**STATED TASK**
Reproduce the data exactly.

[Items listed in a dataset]
________________
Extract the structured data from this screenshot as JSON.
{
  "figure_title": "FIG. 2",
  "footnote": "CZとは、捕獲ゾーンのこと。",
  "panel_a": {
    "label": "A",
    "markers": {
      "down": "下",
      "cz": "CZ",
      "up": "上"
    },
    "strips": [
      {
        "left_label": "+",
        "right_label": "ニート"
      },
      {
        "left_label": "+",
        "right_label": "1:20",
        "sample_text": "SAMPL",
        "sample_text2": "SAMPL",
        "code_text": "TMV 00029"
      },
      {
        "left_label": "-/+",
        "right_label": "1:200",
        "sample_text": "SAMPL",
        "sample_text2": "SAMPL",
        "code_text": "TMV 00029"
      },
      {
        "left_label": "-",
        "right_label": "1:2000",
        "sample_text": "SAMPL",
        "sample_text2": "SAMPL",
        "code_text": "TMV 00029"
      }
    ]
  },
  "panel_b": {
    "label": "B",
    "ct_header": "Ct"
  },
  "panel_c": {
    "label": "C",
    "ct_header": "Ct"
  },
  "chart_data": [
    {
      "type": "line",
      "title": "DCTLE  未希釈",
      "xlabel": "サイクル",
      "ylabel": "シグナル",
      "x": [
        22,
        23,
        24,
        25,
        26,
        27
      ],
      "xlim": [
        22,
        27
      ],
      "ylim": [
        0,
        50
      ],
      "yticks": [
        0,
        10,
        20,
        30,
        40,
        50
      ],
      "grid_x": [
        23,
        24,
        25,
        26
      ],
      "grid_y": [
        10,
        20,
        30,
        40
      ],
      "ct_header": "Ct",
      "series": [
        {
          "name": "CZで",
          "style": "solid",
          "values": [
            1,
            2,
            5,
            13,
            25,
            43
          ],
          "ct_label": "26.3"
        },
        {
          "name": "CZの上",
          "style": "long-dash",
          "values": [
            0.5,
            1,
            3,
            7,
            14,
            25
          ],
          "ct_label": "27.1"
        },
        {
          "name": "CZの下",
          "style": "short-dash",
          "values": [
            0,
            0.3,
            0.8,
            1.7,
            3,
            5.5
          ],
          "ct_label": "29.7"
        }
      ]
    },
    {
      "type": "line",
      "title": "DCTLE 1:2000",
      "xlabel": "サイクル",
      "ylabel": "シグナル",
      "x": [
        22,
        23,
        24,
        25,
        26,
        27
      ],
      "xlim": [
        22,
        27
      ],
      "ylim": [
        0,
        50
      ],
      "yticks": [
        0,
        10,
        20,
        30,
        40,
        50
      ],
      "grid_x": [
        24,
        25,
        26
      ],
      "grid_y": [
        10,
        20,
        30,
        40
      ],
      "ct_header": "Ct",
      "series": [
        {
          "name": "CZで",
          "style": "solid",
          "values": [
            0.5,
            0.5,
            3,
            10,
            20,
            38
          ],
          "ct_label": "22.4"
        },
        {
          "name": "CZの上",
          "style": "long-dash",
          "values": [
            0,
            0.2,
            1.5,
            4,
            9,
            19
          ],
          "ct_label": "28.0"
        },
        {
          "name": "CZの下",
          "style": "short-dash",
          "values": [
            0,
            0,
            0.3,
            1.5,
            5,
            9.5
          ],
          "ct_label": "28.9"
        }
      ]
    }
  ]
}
________________
**FULL RESPONSE**
Extract the structured data from this screenshot as JSON.
{
  "figure_title": "FIG. 2",
  "footnote": "CZとは、捕獲ゾーンのこと。",
  "panel_a": {
    "label": "A",
    "markers": {
      "down": "下",
      "cz": "CZ",
      "up": "上"
    },
    "strips": [
      {
        "left_label": "+",
        "right_label": "ニート"
      },
      {
        "left_label": "+",
        "right_label": "1:20",
        "sample_text": "SAMPL",
        "sample_text2": "SAMPL",
        "code_text": "TMV 00029"
      },
      {
        "left_label": "-/+",
        "right_label": "1:200",
        "sample_text": "SAMPL",
        "sample_text2": "SAMPL",
        "code_text": "TMV 00029"
      },
      {
        "left_label": "-",
        "right_label": "1:2000",
        "sample_text": "SAMPL",
        "sample_text2": "SAMPL",
        "code_text": "TMV 00029"
      }
    ]
  },
  "panel_b": {
    "label": "B",
    "ct_header": "Ct"
  },
  "panel_c": {
    "label": "C",
    "ct_header": "Ct"
  },
  "chart_data": [
    {
      "type": "line",
      "title": "DCTLE  未希釈",
      "xlabel": "サイクル",
      "ylabel": "シグナル",
      "x": [
        22,
        23,
        24,
        25,
        26,
        27
      ],
      "xlim": [
        22,
        27
      ],
      "ylim": [
        0,
        50
      ],
      "yticks": [
        0,
        10,
        20,
        30,
        40,
        50
      ],
      "grid_x": [
        23,
        24,
        25,
        26
      ],
      "grid_y": [
        10,
        20,
        30,
        40
      ],
      "ct_header": "Ct",
      "series": [
        {
          "name": "CZで",
          "style": "solid",
          "values": [
            1,
            2,
            5,
            13,
            25,
            43
          ],
          "ct_label": "26.3"
        },
        {
          "name": "CZの上",
          "style": "long-dash",
          "values": [
            0.5,
            1,
            3,
            7,
            14,
            25
          ],
          "ct_label": "27.1"
        },
        {
          "name": "CZの下",
          "style": "short-dash",
          "values": [
            0,
            0.3,
            0.8,
            1.7,
            3,
            5.5
          ],
          "ct_label": "29.7"
        }
      ]
    },
    {
      "type": "line",
      "title": "DCTLE 1:2000",
      "xlabel": "サイクル",
      "ylabel": "シグナル",
      "x": [
        22,
        23,
        24,
        25,
        26,
        27
      ],
      "xlim": [
        22,
        27
      ],
      "ylim": [
        0,
        50
      ],
      "yticks": [
        0,
        10,
        20,
        30,
        40,
        50
      ],
      "grid_x": [
        24,
        25,
        26
      ],
      "grid_y": [
        10,
        20,
        30,
        40
      ],
      "ct_header": "Ct",
      "series": [
        {
          "name": "CZで",
          "style": "solid",
          "values": [
            0.5,
            0.5,
            3,
            10,
            20,
            38
          ],
          "ct_label": "22.4"
        },
        {
          "name": "CZの上",
          "style": "long-dash",
          "values": [
            0,
            0.2,
            1.5,
            4,
            9,
            19
          ],
          "ct_label": "28.0"
        },
        {
          "name": "CZの下",
          "style": "short-dash",
          "values": [
            0,
            0,
            0.3,
            1.5,
            5,
            9.5
          ],
          "ct_label": "28.9"
        }
      ]
    }
  ]
}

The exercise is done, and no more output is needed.